— What to work on —
Identify each line containing the word "color" and copy it.

— Records for processing —
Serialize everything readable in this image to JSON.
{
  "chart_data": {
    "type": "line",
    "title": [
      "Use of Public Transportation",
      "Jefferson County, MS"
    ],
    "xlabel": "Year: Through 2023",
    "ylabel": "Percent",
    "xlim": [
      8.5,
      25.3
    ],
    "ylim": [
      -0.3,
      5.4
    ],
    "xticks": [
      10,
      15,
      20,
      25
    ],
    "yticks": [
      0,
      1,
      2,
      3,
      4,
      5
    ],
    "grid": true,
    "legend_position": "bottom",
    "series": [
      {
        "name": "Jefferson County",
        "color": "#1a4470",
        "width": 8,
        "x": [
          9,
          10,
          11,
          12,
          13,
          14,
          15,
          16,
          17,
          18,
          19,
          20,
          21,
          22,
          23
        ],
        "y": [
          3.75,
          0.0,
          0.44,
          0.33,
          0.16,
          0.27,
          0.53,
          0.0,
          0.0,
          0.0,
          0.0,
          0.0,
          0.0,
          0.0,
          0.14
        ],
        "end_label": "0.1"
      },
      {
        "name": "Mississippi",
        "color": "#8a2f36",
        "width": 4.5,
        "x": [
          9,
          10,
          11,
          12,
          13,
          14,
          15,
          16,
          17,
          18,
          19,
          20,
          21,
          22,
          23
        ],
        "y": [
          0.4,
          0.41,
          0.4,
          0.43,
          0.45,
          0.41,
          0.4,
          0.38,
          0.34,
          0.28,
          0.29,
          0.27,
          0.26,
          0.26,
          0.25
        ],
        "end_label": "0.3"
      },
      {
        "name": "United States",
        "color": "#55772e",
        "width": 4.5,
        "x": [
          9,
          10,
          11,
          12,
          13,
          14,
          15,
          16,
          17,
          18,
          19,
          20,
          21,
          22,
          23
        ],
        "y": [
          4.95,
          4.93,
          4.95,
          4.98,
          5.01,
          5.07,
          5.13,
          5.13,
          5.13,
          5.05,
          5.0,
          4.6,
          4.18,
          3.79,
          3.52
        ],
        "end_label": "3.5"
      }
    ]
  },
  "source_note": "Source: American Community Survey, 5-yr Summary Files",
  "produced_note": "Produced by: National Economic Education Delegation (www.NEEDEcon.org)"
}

— Final answer —
        "color": "#1a4470",
        "color": "#8a2f36",
        "color": "#55772e",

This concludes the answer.